* _Objective_
Collect every line below that contains the word "println".

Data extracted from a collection
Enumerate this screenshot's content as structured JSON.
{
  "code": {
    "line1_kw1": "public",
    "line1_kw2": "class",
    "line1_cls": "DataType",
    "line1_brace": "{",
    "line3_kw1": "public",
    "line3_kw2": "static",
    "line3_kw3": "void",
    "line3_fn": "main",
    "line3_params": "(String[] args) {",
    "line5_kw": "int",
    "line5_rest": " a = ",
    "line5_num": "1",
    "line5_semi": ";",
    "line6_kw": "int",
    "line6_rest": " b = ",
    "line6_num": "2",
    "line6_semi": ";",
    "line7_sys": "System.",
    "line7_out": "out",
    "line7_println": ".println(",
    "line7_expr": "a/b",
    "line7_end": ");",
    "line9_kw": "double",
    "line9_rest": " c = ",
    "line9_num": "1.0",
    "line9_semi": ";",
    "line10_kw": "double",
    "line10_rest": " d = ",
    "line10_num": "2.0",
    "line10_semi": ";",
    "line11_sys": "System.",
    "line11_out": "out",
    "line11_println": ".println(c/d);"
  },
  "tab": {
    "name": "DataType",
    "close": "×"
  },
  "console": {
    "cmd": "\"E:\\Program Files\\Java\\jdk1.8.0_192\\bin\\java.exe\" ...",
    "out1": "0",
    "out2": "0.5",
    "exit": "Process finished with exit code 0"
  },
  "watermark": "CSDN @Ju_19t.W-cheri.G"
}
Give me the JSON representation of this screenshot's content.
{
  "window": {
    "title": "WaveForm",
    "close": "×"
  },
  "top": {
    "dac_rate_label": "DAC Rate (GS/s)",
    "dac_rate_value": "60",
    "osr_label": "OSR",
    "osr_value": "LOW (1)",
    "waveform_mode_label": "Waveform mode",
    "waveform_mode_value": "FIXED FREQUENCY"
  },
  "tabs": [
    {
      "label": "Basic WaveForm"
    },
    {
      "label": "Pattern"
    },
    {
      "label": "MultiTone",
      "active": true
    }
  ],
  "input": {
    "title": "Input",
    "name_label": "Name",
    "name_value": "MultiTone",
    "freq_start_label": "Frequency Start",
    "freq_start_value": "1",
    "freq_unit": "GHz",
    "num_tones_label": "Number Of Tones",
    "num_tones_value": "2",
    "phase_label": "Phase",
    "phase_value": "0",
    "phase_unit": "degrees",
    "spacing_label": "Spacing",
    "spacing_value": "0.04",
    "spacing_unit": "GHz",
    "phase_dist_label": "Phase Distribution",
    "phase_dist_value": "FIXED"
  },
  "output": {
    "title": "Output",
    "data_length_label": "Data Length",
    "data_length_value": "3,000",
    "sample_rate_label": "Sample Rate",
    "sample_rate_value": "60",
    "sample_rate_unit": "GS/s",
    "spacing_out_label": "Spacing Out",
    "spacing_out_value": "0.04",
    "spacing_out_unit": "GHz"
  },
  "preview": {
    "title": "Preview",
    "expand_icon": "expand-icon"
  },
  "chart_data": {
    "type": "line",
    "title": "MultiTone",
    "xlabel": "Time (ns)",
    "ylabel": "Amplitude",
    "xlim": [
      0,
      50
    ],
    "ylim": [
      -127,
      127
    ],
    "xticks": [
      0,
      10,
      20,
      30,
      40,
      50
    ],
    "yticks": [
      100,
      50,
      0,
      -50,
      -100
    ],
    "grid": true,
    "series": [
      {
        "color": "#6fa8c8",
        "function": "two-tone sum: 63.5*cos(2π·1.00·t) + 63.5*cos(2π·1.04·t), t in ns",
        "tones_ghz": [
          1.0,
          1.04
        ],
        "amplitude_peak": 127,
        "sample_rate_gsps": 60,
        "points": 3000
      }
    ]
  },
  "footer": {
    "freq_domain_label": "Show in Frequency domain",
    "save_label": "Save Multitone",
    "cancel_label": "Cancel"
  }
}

* _Response_
    "line7_println": ".println(",
    "line11_println": ".println(c/d);"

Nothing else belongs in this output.